» Instruction
Go through the material below and copy each line where the word "structure" appears.

» Provided records
□ □ □ □ □ □ □

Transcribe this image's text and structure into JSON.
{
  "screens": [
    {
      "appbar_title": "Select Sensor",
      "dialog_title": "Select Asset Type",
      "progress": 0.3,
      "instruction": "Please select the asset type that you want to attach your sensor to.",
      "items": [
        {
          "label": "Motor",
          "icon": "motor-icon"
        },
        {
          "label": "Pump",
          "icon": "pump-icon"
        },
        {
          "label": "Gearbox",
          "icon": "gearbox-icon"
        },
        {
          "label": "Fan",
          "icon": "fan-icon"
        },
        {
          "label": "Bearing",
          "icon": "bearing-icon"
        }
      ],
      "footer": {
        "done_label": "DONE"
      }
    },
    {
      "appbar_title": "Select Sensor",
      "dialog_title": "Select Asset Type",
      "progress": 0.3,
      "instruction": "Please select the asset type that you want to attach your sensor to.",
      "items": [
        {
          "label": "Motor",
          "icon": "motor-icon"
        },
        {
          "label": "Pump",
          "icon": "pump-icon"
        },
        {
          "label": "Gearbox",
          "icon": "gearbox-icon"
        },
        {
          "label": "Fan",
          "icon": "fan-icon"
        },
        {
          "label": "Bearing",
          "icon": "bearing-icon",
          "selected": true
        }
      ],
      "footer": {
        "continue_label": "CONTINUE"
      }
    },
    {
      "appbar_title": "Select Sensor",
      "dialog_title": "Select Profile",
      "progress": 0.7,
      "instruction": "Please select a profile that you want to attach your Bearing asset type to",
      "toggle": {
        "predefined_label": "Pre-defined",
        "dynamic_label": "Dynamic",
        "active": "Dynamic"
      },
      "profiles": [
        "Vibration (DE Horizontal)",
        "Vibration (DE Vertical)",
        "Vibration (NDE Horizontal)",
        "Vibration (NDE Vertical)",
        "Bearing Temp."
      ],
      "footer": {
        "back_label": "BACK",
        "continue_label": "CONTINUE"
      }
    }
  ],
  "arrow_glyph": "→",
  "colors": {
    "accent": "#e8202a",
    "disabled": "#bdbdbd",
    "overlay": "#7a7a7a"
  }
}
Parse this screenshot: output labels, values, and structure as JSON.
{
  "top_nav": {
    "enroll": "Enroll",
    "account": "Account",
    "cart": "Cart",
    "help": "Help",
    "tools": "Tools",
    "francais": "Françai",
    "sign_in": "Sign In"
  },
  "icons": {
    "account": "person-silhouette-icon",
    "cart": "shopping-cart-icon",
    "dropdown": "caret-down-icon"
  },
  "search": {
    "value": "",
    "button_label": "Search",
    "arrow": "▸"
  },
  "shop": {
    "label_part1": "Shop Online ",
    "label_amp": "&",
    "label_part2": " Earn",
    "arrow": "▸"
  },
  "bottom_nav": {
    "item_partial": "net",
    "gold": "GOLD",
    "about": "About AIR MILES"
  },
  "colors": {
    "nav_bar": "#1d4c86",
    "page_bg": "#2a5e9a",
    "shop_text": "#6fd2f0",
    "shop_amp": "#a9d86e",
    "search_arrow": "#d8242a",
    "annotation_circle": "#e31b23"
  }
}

□ □ □ □ □ □ □

» Written response
Transcribe this image's text and structure into JSON.
Parse this screenshot: output labels, values, and structure as JSON.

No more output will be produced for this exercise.